YOUR TASK> Copy out each line that has "Shoshilinch" in it.

-- Start SOURCE DATA --

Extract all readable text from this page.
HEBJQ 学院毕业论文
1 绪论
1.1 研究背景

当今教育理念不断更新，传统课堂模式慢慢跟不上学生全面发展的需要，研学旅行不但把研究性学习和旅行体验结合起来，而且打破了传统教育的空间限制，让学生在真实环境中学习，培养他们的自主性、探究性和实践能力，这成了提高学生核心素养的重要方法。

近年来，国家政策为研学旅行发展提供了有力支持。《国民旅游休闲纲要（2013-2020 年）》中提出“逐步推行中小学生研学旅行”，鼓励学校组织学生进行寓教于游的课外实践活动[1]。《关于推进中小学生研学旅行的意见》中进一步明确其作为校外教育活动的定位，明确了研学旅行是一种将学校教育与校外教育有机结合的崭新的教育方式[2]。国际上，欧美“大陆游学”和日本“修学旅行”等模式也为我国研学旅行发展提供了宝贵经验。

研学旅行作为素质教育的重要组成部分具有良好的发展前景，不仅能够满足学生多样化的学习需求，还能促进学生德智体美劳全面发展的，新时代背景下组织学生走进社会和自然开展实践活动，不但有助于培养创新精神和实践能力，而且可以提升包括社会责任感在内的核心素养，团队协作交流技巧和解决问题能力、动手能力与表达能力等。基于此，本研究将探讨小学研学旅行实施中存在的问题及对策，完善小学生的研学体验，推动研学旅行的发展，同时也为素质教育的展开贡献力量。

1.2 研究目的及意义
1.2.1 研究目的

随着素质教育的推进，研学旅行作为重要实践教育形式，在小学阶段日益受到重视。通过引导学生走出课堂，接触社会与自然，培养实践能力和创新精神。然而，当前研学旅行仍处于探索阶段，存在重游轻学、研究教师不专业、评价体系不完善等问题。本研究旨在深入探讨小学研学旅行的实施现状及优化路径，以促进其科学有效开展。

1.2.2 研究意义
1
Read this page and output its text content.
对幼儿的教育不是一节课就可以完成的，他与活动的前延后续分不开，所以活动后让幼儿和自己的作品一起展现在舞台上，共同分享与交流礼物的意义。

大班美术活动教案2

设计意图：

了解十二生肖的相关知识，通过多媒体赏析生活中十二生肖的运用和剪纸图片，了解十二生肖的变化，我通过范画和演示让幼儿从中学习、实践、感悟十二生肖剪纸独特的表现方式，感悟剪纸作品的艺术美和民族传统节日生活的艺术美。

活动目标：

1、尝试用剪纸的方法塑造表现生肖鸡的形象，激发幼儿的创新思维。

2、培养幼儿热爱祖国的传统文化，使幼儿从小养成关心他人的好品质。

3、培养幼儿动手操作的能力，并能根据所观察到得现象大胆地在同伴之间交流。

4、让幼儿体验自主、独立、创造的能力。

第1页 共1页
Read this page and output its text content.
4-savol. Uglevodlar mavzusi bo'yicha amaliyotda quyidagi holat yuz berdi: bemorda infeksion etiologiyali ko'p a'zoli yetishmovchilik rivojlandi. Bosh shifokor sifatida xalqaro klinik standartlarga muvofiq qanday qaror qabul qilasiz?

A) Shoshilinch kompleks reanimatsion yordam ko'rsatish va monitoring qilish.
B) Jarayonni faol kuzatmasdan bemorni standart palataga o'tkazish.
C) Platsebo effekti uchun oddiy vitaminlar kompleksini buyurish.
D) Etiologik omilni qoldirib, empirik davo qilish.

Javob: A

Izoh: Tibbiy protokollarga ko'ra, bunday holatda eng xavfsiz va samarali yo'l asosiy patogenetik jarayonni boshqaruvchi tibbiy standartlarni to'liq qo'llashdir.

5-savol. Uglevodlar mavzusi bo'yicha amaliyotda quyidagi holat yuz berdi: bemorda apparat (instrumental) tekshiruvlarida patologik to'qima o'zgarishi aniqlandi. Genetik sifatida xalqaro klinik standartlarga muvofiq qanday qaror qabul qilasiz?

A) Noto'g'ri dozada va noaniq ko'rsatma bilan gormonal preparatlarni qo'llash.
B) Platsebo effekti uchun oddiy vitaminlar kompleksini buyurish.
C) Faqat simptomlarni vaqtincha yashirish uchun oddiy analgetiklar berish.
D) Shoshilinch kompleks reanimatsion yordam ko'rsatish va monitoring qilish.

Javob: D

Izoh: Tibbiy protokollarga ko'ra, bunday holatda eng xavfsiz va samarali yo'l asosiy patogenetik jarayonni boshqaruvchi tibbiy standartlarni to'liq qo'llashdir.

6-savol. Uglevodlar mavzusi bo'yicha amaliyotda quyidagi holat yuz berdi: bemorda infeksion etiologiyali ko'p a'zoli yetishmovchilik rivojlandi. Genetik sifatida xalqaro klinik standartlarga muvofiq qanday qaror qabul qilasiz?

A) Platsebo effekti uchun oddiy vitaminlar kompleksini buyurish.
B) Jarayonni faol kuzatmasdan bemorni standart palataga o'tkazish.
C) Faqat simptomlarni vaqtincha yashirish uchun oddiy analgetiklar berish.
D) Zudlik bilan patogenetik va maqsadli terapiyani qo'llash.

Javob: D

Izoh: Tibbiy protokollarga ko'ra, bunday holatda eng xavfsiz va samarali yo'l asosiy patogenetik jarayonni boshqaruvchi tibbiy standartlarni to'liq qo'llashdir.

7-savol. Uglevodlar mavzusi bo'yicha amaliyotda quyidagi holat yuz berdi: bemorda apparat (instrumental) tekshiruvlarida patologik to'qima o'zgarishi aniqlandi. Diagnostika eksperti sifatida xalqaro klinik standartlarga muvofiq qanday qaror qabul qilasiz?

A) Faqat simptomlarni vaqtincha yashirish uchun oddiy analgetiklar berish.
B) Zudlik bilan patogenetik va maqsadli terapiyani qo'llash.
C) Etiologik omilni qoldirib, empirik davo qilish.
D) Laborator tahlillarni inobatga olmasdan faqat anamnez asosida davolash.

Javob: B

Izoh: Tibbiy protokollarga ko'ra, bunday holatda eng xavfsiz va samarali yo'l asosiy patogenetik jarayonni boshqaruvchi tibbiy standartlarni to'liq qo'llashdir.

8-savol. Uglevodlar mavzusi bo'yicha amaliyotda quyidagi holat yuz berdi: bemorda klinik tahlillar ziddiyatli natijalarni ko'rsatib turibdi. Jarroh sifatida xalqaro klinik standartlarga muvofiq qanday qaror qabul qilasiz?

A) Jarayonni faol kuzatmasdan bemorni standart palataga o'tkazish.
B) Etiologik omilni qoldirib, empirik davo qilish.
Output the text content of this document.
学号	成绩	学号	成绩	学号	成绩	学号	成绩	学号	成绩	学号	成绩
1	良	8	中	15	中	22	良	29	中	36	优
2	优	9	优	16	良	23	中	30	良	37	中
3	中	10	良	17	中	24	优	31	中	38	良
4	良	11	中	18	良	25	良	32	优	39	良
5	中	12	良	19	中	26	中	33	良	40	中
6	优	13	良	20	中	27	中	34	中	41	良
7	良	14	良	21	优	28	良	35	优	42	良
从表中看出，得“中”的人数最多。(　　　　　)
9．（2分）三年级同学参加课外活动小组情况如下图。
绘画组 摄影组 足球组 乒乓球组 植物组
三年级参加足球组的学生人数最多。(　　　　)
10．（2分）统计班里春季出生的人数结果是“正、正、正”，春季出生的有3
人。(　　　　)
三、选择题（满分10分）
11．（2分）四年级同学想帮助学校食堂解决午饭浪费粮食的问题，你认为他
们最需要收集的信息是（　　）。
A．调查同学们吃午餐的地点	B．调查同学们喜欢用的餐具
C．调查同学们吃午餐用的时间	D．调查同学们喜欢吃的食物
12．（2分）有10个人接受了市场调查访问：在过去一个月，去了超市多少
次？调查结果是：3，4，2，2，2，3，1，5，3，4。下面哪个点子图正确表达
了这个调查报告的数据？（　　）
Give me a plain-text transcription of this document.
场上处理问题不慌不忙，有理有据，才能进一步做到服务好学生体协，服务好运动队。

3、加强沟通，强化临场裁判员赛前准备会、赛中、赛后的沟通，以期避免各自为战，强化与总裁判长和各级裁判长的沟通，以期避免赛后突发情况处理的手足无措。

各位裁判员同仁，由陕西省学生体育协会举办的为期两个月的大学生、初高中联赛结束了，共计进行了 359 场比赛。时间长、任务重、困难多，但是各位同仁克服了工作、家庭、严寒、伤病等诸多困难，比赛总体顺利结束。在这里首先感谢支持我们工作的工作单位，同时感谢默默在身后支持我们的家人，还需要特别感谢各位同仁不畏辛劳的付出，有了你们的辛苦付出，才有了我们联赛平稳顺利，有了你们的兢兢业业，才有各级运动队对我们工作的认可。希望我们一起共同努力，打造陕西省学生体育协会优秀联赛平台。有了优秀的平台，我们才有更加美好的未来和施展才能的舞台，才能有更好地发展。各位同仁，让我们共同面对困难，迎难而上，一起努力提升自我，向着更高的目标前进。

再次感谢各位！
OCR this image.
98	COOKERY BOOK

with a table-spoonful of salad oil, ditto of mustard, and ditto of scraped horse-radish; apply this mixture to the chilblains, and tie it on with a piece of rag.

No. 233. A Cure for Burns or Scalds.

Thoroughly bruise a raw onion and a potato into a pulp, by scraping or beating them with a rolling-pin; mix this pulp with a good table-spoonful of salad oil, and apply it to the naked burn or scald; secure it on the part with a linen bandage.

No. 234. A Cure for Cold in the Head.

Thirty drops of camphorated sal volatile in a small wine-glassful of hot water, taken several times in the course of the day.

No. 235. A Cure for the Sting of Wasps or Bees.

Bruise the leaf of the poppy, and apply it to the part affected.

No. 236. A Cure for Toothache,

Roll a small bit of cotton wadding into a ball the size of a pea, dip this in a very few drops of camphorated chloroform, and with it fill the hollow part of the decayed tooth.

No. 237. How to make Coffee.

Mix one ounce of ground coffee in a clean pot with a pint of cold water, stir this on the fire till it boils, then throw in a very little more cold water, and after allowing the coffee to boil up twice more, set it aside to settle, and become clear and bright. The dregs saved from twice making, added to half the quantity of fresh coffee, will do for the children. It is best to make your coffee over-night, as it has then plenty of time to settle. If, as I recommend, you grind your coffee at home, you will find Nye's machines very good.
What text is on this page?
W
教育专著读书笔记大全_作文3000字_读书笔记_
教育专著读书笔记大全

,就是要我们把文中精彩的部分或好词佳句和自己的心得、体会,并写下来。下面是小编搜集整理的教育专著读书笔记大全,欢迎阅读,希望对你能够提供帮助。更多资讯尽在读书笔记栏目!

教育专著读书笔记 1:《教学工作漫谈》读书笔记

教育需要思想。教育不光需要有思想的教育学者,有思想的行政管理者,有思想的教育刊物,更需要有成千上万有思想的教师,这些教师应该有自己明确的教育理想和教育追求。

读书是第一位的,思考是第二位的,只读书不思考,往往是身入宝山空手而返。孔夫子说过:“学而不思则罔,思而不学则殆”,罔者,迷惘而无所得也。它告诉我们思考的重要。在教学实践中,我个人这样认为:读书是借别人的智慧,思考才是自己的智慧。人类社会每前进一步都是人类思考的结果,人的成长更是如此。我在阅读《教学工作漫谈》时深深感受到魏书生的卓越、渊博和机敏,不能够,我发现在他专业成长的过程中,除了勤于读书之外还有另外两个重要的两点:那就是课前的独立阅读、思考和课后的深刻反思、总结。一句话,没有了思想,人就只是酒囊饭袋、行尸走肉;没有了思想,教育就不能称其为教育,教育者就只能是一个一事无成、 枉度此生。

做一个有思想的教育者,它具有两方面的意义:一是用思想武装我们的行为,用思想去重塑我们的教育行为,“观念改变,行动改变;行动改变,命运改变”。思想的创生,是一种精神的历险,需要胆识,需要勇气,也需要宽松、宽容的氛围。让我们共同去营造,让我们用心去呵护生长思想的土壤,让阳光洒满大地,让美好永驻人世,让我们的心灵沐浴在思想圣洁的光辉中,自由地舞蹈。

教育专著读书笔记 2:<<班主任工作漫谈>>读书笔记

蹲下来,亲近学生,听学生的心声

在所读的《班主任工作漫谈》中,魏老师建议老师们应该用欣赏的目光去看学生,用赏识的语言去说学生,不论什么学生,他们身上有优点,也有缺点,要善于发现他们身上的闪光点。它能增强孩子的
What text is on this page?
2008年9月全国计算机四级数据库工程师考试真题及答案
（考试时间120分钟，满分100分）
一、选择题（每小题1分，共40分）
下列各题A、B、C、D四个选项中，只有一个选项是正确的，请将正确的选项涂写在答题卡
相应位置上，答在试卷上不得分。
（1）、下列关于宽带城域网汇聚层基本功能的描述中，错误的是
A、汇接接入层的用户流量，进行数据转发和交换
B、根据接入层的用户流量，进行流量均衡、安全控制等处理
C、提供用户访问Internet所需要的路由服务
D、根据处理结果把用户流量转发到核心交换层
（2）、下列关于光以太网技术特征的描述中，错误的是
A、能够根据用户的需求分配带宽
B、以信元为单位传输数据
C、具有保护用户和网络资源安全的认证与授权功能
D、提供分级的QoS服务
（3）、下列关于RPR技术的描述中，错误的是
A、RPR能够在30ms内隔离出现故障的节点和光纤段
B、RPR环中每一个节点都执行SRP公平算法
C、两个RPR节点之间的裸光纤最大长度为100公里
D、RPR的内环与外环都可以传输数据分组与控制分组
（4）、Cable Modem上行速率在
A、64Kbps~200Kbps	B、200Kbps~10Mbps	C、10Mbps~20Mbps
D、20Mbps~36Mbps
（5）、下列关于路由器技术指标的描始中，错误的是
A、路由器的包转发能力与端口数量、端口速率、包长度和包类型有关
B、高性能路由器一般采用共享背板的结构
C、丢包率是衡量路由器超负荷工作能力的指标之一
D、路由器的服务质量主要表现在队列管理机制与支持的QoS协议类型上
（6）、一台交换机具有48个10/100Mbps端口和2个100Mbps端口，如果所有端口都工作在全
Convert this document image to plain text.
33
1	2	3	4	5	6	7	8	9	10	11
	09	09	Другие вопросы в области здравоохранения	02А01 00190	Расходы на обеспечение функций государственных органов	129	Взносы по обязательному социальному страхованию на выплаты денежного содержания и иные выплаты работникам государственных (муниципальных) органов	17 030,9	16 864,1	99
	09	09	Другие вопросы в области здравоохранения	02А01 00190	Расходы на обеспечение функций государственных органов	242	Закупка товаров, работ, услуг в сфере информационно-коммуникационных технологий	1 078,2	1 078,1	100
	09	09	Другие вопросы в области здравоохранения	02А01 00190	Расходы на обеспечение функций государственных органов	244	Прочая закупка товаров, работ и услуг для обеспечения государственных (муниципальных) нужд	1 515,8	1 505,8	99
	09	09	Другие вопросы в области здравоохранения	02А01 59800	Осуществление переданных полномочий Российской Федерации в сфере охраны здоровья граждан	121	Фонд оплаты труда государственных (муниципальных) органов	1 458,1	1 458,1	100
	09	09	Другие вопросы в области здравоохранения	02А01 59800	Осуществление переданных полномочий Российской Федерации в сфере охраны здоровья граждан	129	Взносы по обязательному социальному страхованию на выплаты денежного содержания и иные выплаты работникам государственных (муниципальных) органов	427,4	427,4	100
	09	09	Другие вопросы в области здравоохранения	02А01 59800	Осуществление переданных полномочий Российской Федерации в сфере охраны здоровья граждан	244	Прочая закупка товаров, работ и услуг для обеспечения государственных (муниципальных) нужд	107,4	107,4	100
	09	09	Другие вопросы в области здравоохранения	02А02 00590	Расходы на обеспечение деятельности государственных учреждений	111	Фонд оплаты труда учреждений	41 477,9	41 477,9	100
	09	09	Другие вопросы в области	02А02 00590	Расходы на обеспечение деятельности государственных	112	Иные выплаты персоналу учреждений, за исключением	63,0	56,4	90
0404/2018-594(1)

-- End SOURCE DATA --

SOLUTION>
A) Shoshilinch kompleks reanimatsion yordam ko'rsatish va monitoring qilish.
D) Shoshilinch kompleks reanimatsion yordam ko'rsatish va monitoring qilish.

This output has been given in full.